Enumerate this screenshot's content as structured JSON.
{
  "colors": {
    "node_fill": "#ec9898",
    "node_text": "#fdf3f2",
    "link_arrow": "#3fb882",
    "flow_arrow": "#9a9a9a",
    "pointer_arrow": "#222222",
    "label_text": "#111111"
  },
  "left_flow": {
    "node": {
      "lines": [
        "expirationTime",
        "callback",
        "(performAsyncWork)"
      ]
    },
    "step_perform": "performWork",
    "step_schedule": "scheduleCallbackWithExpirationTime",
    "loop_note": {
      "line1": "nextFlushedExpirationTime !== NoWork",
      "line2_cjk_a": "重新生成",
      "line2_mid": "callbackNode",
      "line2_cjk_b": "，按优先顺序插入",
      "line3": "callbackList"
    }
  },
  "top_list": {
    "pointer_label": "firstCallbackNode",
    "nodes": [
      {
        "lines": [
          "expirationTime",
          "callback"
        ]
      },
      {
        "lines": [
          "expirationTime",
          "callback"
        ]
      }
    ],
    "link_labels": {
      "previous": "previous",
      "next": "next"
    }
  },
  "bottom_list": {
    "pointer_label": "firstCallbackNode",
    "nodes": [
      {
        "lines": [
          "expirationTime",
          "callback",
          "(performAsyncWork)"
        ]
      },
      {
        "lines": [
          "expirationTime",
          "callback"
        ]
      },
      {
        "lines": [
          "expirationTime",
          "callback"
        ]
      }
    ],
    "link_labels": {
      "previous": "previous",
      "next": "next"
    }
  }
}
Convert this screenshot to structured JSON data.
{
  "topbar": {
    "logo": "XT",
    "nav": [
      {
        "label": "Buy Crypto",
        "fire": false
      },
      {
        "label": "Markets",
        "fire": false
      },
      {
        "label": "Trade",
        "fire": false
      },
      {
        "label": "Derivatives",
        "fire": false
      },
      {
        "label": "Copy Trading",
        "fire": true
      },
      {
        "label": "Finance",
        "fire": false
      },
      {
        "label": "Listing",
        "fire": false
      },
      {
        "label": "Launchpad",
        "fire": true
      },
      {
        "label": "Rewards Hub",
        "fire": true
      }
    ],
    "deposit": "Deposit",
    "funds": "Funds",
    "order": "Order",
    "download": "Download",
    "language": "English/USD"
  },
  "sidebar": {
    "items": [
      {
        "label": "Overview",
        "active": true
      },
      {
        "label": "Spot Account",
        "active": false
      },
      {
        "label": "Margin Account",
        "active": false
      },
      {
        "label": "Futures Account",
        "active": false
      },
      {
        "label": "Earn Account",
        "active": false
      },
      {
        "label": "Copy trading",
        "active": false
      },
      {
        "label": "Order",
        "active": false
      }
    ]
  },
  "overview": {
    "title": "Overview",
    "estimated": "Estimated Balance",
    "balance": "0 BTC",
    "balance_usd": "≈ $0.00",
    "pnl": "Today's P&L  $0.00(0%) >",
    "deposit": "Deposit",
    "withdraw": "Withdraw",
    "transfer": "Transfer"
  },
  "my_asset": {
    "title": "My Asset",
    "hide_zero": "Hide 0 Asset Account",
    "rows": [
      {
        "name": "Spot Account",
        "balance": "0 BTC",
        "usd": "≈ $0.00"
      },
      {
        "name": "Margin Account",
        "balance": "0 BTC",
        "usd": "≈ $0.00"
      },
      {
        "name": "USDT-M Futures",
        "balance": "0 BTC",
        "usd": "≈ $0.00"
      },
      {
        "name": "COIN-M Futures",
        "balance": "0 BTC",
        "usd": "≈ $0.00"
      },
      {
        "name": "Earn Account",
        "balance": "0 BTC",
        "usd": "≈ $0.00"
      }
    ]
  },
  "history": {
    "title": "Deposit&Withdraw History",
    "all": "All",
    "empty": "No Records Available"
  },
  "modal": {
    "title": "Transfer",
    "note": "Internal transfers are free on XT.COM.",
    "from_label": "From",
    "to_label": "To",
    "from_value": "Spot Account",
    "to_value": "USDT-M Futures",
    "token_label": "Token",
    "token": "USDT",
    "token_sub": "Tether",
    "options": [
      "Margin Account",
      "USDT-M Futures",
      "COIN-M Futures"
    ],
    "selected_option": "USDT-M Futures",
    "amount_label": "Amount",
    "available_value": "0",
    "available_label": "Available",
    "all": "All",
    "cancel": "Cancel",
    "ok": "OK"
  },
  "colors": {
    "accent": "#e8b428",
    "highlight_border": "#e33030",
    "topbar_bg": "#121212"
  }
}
____________________
> **Task to complete**
From the preceding material, extract every line exactly.

> **Correct output**
Enumerate this screenshot's content as structured JSON.
{
  "colors": {
    "node_fill": "#ec9898",
    "node_text": "#fdf3f2",
    "link_arrow": "#3fb882",
    "flow_arrow": "#9a9a9a",
    "pointer_arrow": "#222222",
    "label_text": "#111111"
  },
  "left_flow": {
    "node": {
      "lines": [
        "expirationTime",
        "callback",
        "(performAsyncWork)"
      ]
    },
    "step_perform": "performWork",
    "step_schedule": "scheduleCallbackWithExpirationTime",
    "loop_note": {
      "line1": "nextFlushedExpirationTime !== NoWork",
      "line2_cjk_a": "重新生成",
      "line2_mid": "callbackNode",
      "line2_cjk_b": "，按优先顺序插入",
      "line3": "callbackList"
    }
  },
  "top_list": {
    "pointer_label": "firstCallbackNode",
    "nodes": [
      {
        "lines": [
          "expirationTime",
          "callback"
        ]
      },
      {
        "lines": [
          "expirationTime",
          "callback"
        ]
      }
    ],
    "link_labels": {
      "previous": "previous",
      "next": "next"
    }
  },
  "bottom_list": {
    "pointer_label": "firstCallbackNode",
    "nodes": [
      {
        "lines": [
          "expirationTime",
          "callback",
          "(performAsyncWork)"
        ]
      },
      {
        "lines": [
          "expirationTime",
          "callback"
        ]
      },
      {
        "lines": [
          "expirationTime",
          "callback"
        ]
      }
    ],
    "link_labels": {
      "previous": "previous",
      "next": "next"
    }
  }
}
Convert this screenshot to structured JSON data.
{
  "topbar": {
    "logo": "XT",
    "nav": [
      {
        "label": "Buy Crypto",
        "fire": false
      },
      {
        "label": "Markets",
        "fire": false
      },
      {
        "label": "Trade",
        "fire": false
      },
      {
        "label": "Derivatives",
        "fire": false
      },
      {
        "label": "Copy Trading",
        "fire": true
      },
      {
        "label": "Finance",
        "fire": false
      },
      {
        "label": "Listing",
        "fire": false
      },
      {
        "label": "Launchpad",
        "fire": true
      },
      {
        "label": "Rewards Hub",
        "fire": true
      }
    ],
    "deposit": "Deposit",
    "funds": "Funds",
    "order": "Order",
    "download": "Download",
    "language": "English/USD"
  },
  "sidebar": {
    "items": [
      {
        "label": "Overview",
        "active": true
      },
      {
        "label": "Spot Account",
        "active": false
      },
      {
        "label": "Margin Account",
        "active": false
      },
      {
        "label": "Futures Account",
        "active": false
      },
      {
        "label": "Earn Account",
        "active": false
      },
      {
        "label": "Copy trading",
        "active": false
      },
      {
        "label": "Order",
        "active": false
      }
    ]
  },
  "overview": {
    "title": "Overview",
    "estimated": "Estimated Balance",
    "balance": "0 BTC",
    "balance_usd": "≈ $0.00",
    "pnl": "Today's P&L  $0.00(0%) >",
    "deposit": "Deposit",
    "withdraw": "Withdraw",
    "transfer": "Transfer"
  },
  "my_asset": {
    "title": "My Asset",
    "hide_zero": "Hide 0 Asset Account",
    "rows": [
      {
        "name": "Spot Account",
        "balance": "0 BTC",
        "usd": "≈ $0.00"
      },
      {
        "name": "Margin Account",
        "balance": "0 BTC",
        "usd": "≈ $0.00"
      },
      {
        "name": "USDT-M Futures",
        "balance": "0 BTC",
        "usd": "≈ $0.00"
      },
      {
        "name": "COIN-M Futures",
        "balance": "0 BTC",
        "usd": "≈ $0.00"
      },
      {
        "name": "Earn Account",
        "balance": "0 BTC",
        "usd": "≈ $0.00"
      }
    ]
  },
  "history": {
    "title": "Deposit&Withdraw History",
    "all": "All",
    "empty": "No Records Available"
  },
  "modal": {
    "title": "Transfer",
    "note": "Internal transfers are free on XT.COM.",
    "from_label": "From",
    "to_label": "To",
    "from_value": "Spot Account",
    "to_value": "USDT-M Futures",
    "token_label": "Token",
    "token": "USDT",
    "token_sub": "Tether",
    "options": [
      "Margin Account",
      "USDT-M Futures",
      "COIN-M Futures"
    ],
    "selected_option": "USDT-M Futures",
    "amount_label": "Amount",
    "available_value": "0",
    "available_label": "Available",
    "all": "All",
    "cancel": "Cancel",
    "ok": "OK"
  },
  "colors": {
    "accent": "#e8b428",
    "highlight_border": "#e33030",
    "topbar_bg": "#121212"
  }
}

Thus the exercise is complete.